Repeat every line exactly, keeping the pictures out of the copy.
-- START Given data --
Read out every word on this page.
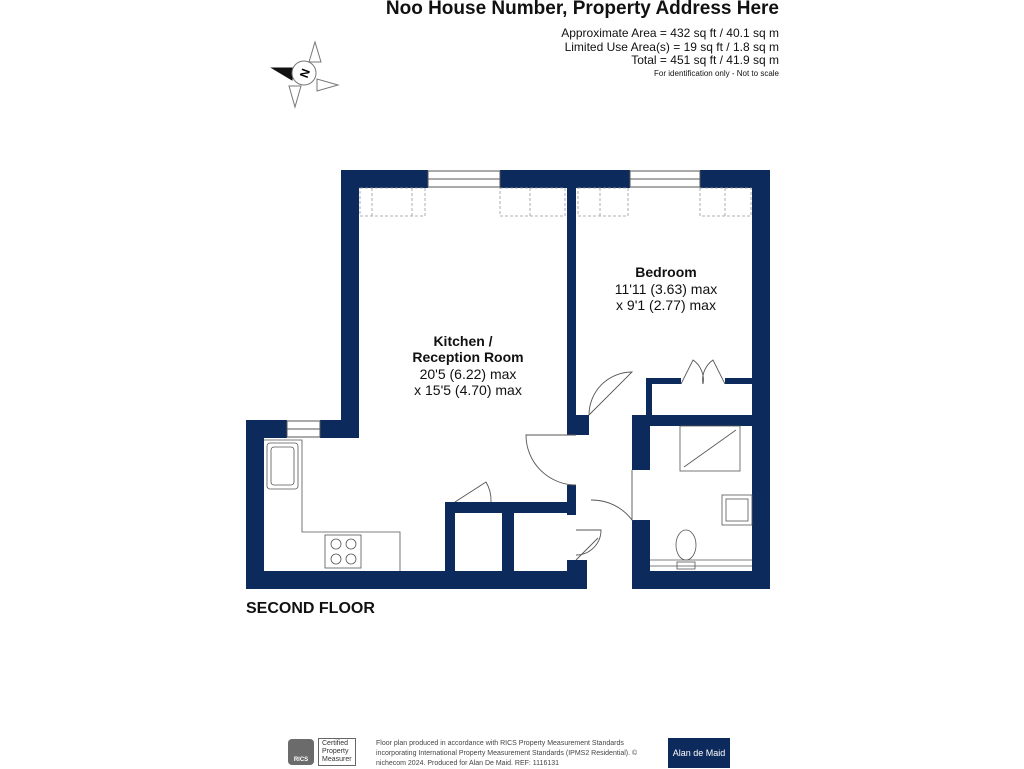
Noo House Number, Property Address Here
Approximate Area = 432 sq ft / 40.1 sq m
Limited Use Area(s) = 19 sq ft / 1.8 sq m
Total = 451 sq ft / 41.9 sq m
For identification only - Not to scale
N
Kitchen /
Reception Room
20'5 (6.22) max
x 15'5 (4.70) max
Bedroom
11'11 (3.63) max
x 9'1 (2.77) max
SECOND FLOOR
RICS
Certified
Property
Measurer
Floor plan produced in accordance with RICS Property Measurement Standards incorporating International Property Measurement Standards (IPMS2 Residential). © nichecom 2024. Produced for Alan De Maid. REF: 1116131
Alan de Maid
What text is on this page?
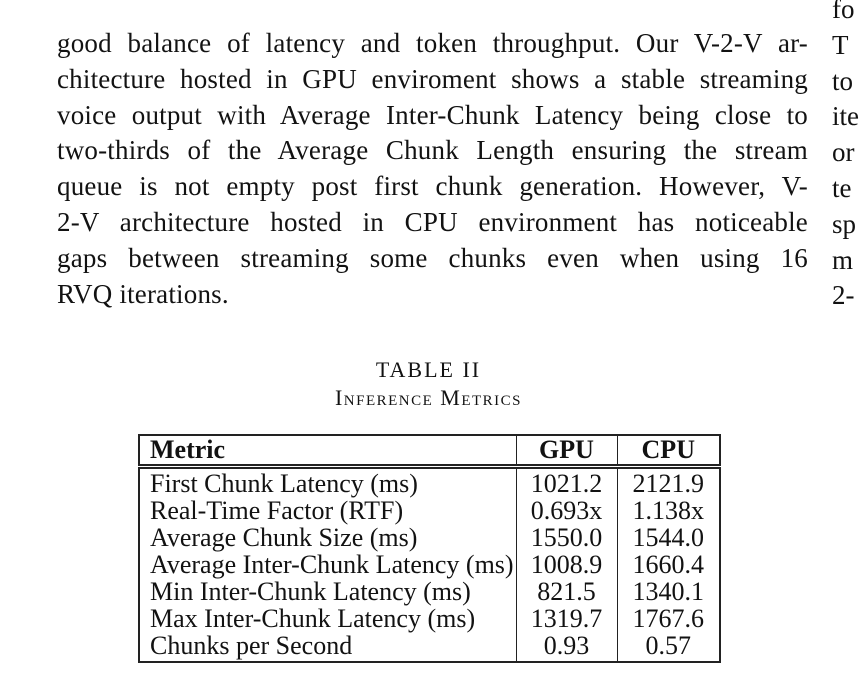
good balance of latency and token throughput. Our V-2-V ar-
chitecture hosted in GPU enviroment shows a stable streaming
voice output with Average Inter-Chunk Latency being close to
two-thirds of the Average Chunk Length ensuring the stream
queue is not empty post first chunk generation. However, V-
2-V architecture hosted in CPU environment has noticeable
gaps between streaming some chunks even when using 16
RVQ iterations.
fo
T
to
ite
or
te
sp
m
2-
TABLE II
Inference Metrics
Metric	GPU	CPU
First Chunk Latency (ms)	1021.2	2121.9
Real-Time Factor (RTF)	0.693x	1.138x
Average Chunk Size (ms)	1550.0	1544.0
Average Inter-Chunk Latency (ms)	1008.9	1660.4
Min Inter-Chunk Latency (ms)	821.5	1340.1
Max Inter-Chunk Latency (ms)	1319.7	1767.6
Chunks per Second	0.93	0.57
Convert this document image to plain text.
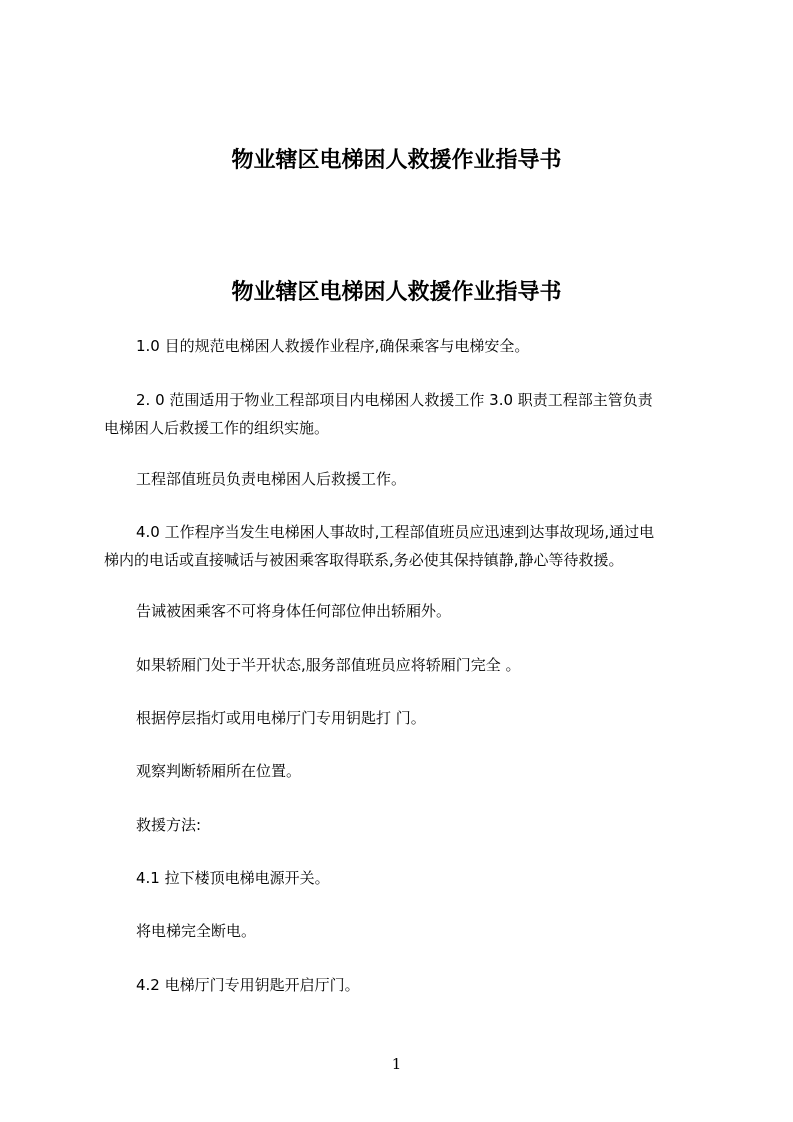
物业辖区电梯困人救援作业指导书
物业辖区电梯困人救援作业指导书

1.0 目的规范电梯困人救援作业程序,确保乘客与电梯安全。

2. 0 范围适用于物业工程部项目内电梯困人救援工作 3.0 职责工程部主管负责
电梯困人后救援工作的组织实施。

工程部值班员负责电梯困人后救援工作。

4.0 工作程序当发生电梯困人事故时,工程部值班员应迅速到达事故现场,通过电
梯内的电话或直接喊话与被困乘客取得联系,务必使其保持镇静,静心等待救援。

告诫被困乘客不可将身体任何部位伸出轿厢外。

如果轿厢门处于半开状态,服务部值班员应将轿厢门完全 。

根据停层指灯或用电梯厅门专用钥匙打 门。

观察判断轿厢所在位置。

救援方法:

4.1 拉下楼顶电梯电源开关。

将电梯完全断电。

4.2 电梯厅门专用钥匙开启厅门。

1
-- END Given data --
Written reply —
Read out every word on this page.
Noo House Number, Property Address Here
Approximate Area = 432 sq ft / 40.1 sq m
Limited Use Area(s) = 19 sq ft / 1.8 sq m
Total = 451 sq ft / 41.9 sq m
For identification only - Not to scale
N
Kitchen /
Reception Room
20'5 (6.22) max
x 15'5 (4.70) max
Bedroom
11'11 (3.63) max
x 9'1 (2.77) max
SECOND FLOOR
RICS
Certified
Property
Measurer
Floor plan produced in accordance with RICS Property Measurement Standards incorporating International Property Measurement Standards (IPMS2 Residential). © nichecom 2024. Produced for Alan De Maid. REF: 1116131
Alan de Maid
What text is on this page?
good balance of latency and token throughput. Our V-2-V ar-
chitecture hosted in GPU enviroment shows a stable streaming
voice output with Average Inter-Chunk Latency being close to
two-thirds of the Average Chunk Length ensuring the stream
queue is not empty post first chunk generation. However, V-
2-V architecture hosted in CPU environment has noticeable
gaps between streaming some chunks even when using 16
RVQ iterations.
fo
T
to
ite
or
te
sp
m
2-
TABLE II
Inference Metrics
Metric	GPU	CPU
First Chunk Latency (ms)	1021.2	2121.9
Real-Time Factor (RTF)	0.693x	1.138x
Average Chunk Size (ms)	1550.0	1544.0
Average Inter-Chunk Latency (ms)	1008.9	1660.4
Min Inter-Chunk Latency (ms)	821.5	1340.1
Max Inter-Chunk Latency (ms)	1319.7	1767.6
Chunks per Second	0.93	0.57
Convert this document image to plain text.
物业辖区电梯困人救援作业指导书
物业辖区电梯困人救援作业指导书

1.0 目的规范电梯困人救援作业程序,确保乘客与电梯安全。

2. 0 范围适用于物业工程部项目内电梯困人救援工作 3.0 职责工程部主管负责
电梯困人后救援工作的组织实施。

工程部值班员负责电梯困人后救援工作。

4.0 工作程序当发生电梯困人事故时,工程部值班员应迅速到达事故现场,通过电
梯内的电话或直接喊话与被困乘客取得联系,务必使其保持镇静,静心等待救援。

告诫被困乘客不可将身体任何部位伸出轿厢外。

如果轿厢门处于半开状态,服务部值班员应将轿厢门完全 。

根据停层指灯或用电梯厅门专用钥匙打 门。

观察判断轿厢所在位置。

救援方法:

4.1 拉下楼顶电梯电源开关。

将电梯完全断电。

4.2 电梯厅门专用钥匙开启厅门。

1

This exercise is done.